* **Exercise instructions**
Check each line for the string "ylabel". Give only the count of lines that have it.

* **Raw data**

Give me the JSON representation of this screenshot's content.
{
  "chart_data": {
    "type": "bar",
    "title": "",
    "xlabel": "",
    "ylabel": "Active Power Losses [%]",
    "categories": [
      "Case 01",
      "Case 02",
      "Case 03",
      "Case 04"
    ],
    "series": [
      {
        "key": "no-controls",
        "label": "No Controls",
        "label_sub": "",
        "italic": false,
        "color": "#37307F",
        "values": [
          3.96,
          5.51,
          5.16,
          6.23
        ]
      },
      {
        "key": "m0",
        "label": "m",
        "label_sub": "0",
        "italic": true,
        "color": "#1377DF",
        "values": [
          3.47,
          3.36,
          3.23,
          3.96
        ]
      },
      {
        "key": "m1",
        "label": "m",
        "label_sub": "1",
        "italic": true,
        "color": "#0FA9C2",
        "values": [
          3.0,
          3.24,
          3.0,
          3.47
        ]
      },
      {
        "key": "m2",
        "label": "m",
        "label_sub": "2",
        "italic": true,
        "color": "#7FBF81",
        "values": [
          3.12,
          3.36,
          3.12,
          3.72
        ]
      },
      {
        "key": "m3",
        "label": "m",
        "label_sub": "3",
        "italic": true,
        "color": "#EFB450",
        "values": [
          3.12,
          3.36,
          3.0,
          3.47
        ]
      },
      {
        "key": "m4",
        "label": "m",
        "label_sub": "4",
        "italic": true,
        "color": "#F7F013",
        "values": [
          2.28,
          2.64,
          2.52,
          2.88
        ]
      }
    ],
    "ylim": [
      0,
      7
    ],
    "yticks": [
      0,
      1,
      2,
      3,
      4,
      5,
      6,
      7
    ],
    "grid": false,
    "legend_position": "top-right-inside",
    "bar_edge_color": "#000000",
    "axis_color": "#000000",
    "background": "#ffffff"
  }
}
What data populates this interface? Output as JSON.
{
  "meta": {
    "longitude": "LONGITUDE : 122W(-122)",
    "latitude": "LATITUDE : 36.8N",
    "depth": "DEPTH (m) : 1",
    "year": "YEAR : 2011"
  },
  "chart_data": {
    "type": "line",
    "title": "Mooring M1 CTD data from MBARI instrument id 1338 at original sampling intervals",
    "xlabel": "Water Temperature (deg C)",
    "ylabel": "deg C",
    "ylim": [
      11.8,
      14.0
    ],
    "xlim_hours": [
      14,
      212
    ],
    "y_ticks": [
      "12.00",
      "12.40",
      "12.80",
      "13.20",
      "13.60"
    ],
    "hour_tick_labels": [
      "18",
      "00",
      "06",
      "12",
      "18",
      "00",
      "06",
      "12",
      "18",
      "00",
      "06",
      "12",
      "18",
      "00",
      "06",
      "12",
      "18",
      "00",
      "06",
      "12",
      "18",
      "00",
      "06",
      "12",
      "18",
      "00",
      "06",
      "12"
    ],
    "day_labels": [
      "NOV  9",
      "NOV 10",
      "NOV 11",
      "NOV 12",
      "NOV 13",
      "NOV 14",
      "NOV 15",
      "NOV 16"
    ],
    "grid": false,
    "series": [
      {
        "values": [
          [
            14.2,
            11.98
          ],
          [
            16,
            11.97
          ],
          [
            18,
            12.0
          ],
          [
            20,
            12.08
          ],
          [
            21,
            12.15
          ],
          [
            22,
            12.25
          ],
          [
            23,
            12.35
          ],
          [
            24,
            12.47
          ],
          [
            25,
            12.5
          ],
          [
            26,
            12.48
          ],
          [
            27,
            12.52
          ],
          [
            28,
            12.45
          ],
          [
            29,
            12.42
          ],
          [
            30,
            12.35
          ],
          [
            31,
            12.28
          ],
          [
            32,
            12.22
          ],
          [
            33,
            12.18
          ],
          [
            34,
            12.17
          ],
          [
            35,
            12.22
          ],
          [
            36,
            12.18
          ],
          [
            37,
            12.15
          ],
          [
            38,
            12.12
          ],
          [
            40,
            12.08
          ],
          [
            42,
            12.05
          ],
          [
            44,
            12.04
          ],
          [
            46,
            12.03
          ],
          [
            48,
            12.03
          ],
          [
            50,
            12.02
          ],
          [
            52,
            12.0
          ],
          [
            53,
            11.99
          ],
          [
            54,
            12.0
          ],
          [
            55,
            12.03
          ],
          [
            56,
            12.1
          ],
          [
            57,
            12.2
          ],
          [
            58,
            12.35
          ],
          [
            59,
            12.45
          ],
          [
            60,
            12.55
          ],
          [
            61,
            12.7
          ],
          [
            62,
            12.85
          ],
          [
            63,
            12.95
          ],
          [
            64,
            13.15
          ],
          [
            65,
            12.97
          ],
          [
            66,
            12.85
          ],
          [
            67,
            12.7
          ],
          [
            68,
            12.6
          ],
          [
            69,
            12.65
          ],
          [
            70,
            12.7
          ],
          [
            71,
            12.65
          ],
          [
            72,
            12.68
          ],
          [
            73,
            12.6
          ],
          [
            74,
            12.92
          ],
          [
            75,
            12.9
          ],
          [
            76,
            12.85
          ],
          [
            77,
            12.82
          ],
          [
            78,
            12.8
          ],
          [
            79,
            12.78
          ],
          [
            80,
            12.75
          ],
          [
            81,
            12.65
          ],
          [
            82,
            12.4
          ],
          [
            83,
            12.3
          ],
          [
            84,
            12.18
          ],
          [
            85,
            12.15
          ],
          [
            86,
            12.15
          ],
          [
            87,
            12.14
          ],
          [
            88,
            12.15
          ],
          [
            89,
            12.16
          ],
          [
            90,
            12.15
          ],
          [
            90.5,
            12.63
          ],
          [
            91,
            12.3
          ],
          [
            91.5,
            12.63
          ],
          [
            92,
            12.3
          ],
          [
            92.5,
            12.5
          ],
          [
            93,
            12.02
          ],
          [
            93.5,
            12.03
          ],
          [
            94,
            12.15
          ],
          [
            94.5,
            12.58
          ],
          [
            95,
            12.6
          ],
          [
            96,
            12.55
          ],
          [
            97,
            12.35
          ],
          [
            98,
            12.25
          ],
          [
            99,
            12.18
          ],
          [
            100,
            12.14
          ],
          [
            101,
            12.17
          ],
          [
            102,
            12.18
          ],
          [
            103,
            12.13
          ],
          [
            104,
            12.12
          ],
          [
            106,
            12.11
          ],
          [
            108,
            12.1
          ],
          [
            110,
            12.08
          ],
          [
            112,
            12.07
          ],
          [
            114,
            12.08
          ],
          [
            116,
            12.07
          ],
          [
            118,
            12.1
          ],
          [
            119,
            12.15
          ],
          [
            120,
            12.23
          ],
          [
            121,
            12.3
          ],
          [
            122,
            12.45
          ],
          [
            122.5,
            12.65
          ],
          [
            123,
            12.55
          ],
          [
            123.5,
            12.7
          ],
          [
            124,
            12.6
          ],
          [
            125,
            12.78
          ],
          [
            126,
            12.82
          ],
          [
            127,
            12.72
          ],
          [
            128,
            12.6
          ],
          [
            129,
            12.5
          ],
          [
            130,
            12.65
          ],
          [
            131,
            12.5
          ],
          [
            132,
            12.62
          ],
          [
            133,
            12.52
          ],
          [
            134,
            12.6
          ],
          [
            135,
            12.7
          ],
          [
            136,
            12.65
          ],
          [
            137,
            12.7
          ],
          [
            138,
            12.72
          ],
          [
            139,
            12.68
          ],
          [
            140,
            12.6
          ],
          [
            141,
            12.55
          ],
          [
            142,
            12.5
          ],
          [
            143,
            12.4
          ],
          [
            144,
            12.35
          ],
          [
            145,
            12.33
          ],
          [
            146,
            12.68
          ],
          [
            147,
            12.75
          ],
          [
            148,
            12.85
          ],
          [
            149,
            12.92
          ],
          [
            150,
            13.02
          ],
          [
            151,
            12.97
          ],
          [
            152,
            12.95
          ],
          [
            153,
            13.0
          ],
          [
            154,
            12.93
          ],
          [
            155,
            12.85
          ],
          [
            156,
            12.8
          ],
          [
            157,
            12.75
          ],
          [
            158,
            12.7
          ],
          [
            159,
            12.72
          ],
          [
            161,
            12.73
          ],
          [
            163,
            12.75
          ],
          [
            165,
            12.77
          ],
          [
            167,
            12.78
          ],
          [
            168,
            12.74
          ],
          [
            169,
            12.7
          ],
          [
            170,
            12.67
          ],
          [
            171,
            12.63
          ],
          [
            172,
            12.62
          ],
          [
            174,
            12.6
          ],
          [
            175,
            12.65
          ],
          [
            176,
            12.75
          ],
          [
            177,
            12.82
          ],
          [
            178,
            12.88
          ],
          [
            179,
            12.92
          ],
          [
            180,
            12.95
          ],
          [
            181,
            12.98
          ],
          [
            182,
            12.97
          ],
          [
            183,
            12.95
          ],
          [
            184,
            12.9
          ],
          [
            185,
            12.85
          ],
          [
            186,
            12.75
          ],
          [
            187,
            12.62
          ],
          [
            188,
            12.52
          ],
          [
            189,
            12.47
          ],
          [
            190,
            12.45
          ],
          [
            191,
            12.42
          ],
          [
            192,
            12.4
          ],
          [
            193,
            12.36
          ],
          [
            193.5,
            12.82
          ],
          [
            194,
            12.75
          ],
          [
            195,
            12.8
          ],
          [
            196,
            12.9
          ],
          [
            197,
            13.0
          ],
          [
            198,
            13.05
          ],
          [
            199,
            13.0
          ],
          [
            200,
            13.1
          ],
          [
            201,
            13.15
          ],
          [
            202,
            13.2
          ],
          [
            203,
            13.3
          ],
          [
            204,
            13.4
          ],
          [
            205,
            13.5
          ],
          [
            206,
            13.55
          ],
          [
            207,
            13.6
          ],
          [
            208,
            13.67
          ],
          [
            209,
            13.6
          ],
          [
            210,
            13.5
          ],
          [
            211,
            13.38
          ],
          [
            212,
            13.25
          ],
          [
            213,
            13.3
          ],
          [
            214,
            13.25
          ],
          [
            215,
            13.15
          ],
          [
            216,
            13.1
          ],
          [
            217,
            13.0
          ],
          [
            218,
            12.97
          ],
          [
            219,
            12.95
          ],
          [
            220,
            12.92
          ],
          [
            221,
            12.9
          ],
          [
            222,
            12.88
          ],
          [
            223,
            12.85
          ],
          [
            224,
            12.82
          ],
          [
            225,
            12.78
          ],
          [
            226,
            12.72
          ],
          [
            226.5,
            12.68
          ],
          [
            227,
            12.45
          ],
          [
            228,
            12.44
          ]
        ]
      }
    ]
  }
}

* **Exercise answer**
2